Records about charts and figures
*****
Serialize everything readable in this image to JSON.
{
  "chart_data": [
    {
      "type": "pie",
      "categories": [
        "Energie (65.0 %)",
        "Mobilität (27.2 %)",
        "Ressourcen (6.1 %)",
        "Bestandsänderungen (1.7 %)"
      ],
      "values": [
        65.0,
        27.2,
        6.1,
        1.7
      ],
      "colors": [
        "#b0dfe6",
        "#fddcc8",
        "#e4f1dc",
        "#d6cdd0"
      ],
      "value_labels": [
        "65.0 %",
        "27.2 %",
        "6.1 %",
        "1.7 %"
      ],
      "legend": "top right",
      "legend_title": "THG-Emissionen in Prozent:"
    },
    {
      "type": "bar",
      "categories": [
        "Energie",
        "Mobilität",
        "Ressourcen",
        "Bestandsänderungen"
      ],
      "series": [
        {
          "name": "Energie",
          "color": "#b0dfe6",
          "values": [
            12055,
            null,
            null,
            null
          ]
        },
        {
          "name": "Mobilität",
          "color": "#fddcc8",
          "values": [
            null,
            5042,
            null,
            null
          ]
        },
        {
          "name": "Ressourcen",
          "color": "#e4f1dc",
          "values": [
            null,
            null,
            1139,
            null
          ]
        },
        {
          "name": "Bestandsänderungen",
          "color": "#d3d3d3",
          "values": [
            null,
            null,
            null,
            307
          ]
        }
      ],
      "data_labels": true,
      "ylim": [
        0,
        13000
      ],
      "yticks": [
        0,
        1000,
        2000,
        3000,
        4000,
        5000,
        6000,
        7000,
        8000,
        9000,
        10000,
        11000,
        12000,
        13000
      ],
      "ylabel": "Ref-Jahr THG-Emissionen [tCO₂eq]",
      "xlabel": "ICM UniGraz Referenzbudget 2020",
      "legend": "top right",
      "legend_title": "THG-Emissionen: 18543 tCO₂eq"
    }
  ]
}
*****
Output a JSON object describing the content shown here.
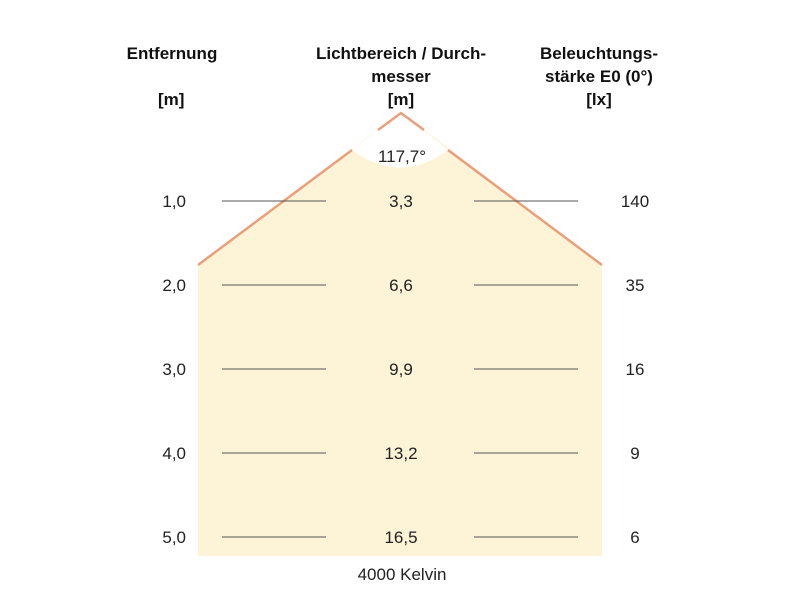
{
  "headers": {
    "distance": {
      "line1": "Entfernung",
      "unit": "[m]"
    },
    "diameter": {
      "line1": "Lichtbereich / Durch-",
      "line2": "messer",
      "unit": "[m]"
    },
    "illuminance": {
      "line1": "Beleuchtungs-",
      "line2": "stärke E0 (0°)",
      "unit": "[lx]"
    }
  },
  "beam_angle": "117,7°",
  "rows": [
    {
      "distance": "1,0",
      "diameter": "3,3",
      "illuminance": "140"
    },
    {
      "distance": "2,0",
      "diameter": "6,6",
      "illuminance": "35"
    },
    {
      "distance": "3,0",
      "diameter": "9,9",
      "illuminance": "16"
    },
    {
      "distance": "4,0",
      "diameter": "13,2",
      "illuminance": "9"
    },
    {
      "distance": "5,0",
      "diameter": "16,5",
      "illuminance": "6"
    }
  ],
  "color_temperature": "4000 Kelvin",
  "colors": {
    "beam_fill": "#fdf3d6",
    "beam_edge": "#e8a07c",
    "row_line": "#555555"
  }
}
*****
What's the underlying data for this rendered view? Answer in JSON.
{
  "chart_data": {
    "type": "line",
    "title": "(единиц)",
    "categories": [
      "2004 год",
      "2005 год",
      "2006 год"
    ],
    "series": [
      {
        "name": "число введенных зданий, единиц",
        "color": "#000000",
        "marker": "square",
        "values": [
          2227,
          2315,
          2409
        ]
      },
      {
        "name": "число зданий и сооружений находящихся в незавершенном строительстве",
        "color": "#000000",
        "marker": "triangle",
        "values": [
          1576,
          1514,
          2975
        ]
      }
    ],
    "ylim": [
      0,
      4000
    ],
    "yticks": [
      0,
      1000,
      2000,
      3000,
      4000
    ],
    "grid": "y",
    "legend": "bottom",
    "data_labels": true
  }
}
*****
▸ Short exercise: Return each line with "JSON".

▸ Solved problem:
Serialize everything readable in this image to JSON.
Output a JSON object describing the content shown here.
What's the underlying data for this rendered view? Answer in JSON.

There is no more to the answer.